Every line of the records must be repeated exactly; pictures stay out.

^^^^

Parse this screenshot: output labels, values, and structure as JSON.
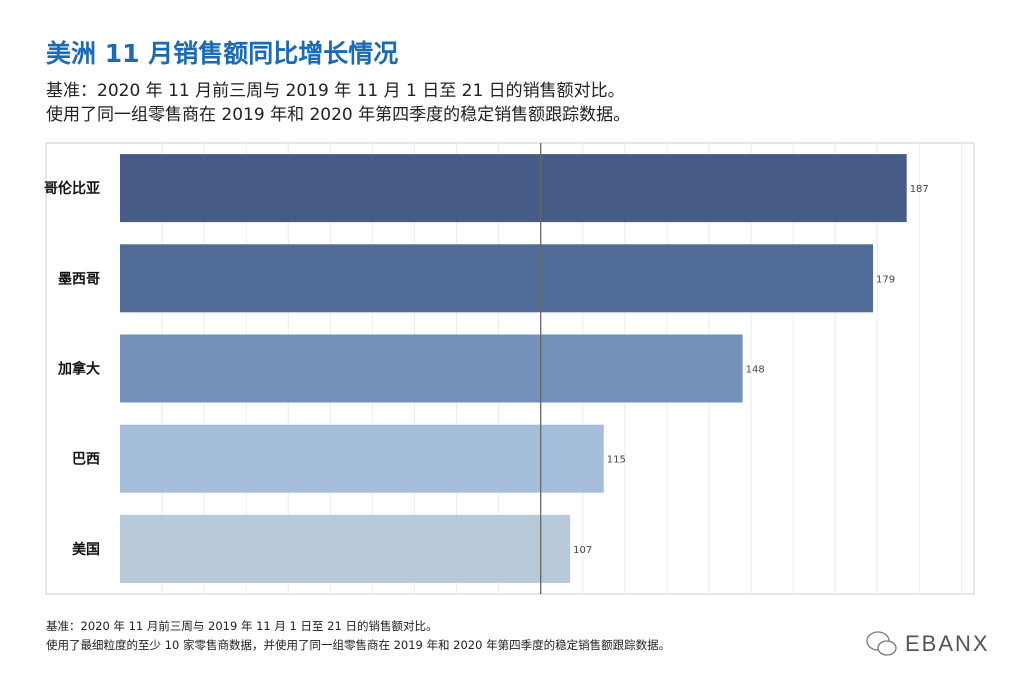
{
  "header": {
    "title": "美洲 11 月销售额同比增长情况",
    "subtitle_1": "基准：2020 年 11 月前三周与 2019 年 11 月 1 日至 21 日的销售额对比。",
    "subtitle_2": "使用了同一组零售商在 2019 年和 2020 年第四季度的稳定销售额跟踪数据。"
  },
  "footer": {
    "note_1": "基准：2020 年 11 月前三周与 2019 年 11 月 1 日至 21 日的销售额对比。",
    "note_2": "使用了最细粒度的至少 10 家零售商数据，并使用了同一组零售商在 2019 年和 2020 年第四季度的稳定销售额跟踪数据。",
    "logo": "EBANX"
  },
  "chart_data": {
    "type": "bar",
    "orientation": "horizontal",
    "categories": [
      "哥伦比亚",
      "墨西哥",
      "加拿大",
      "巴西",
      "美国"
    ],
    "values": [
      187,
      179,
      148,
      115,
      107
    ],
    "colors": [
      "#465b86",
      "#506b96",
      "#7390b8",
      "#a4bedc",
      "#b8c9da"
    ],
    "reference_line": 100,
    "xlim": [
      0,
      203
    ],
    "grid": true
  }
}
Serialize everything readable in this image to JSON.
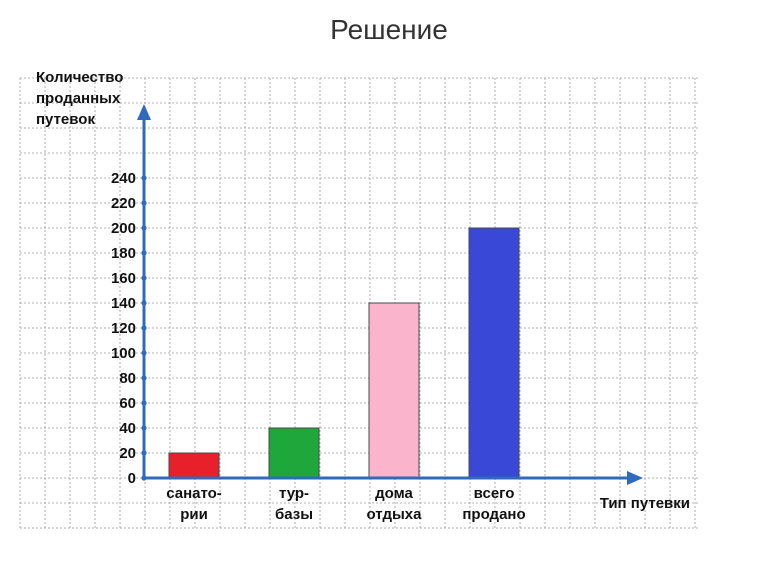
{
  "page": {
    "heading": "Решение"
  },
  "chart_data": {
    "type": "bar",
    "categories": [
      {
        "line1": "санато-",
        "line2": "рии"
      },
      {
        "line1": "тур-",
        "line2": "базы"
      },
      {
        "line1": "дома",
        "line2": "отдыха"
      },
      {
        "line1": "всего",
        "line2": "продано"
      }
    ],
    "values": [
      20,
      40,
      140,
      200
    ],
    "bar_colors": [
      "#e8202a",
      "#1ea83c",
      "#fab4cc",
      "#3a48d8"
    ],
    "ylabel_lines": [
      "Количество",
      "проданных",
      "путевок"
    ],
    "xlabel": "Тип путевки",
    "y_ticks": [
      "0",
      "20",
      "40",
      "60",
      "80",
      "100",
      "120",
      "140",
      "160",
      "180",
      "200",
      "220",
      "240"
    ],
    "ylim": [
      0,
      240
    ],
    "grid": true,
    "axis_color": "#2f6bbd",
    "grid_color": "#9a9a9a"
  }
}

^^^^

**OUTPUT BELOW**
Parse this screenshot: output labels, values, and structure as JSON.
{
  "header": {
    "title": "美洲 11 月销售额同比增长情况",
    "subtitle_1": "基准：2020 年 11 月前三周与 2019 年 11 月 1 日至 21 日的销售额对比。",
    "subtitle_2": "使用了同一组零售商在 2019 年和 2020 年第四季度的稳定销售额跟踪数据。"
  },
  "footer": {
    "note_1": "基准：2020 年 11 月前三周与 2019 年 11 月 1 日至 21 日的销售额对比。",
    "note_2": "使用了最细粒度的至少 10 家零售商数据，并使用了同一组零售商在 2019 年和 2020 年第四季度的稳定销售额跟踪数据。",
    "logo": "EBANX"
  },
  "chart_data": {
    "type": "bar",
    "orientation": "horizontal",
    "categories": [
      "哥伦比亚",
      "墨西哥",
      "加拿大",
      "巴西",
      "美国"
    ],
    "values": [
      187,
      179,
      148,
      115,
      107
    ],
    "colors": [
      "#465b86",
      "#506b96",
      "#7390b8",
      "#a4bedc",
      "#b8c9da"
    ],
    "reference_line": 100,
    "xlim": [
      0,
      203
    ],
    "grid": true
  }
}
Serialize everything readable in this image to JSON.
{
  "page": {
    "heading": "Решение"
  },
  "chart_data": {
    "type": "bar",
    "categories": [
      {
        "line1": "санато-",
        "line2": "рии"
      },
      {
        "line1": "тур-",
        "line2": "базы"
      },
      {
        "line1": "дома",
        "line2": "отдыха"
      },
      {
        "line1": "всего",
        "line2": "продано"
      }
    ],
    "values": [
      20,
      40,
      140,
      200
    ],
    "bar_colors": [
      "#e8202a",
      "#1ea83c",
      "#fab4cc",
      "#3a48d8"
    ],
    "ylabel_lines": [
      "Количество",
      "проданных",
      "путевок"
    ],
    "xlabel": "Тип путевки",
    "y_ticks": [
      "0",
      "20",
      "40",
      "60",
      "80",
      "100",
      "120",
      "140",
      "160",
      "180",
      "200",
      "220",
      "240"
    ],
    "ylim": [
      0,
      240
    ],
    "grid": true,
    "axis_color": "#2f6bbd",
    "grid_color": "#9a9a9a"
  }
}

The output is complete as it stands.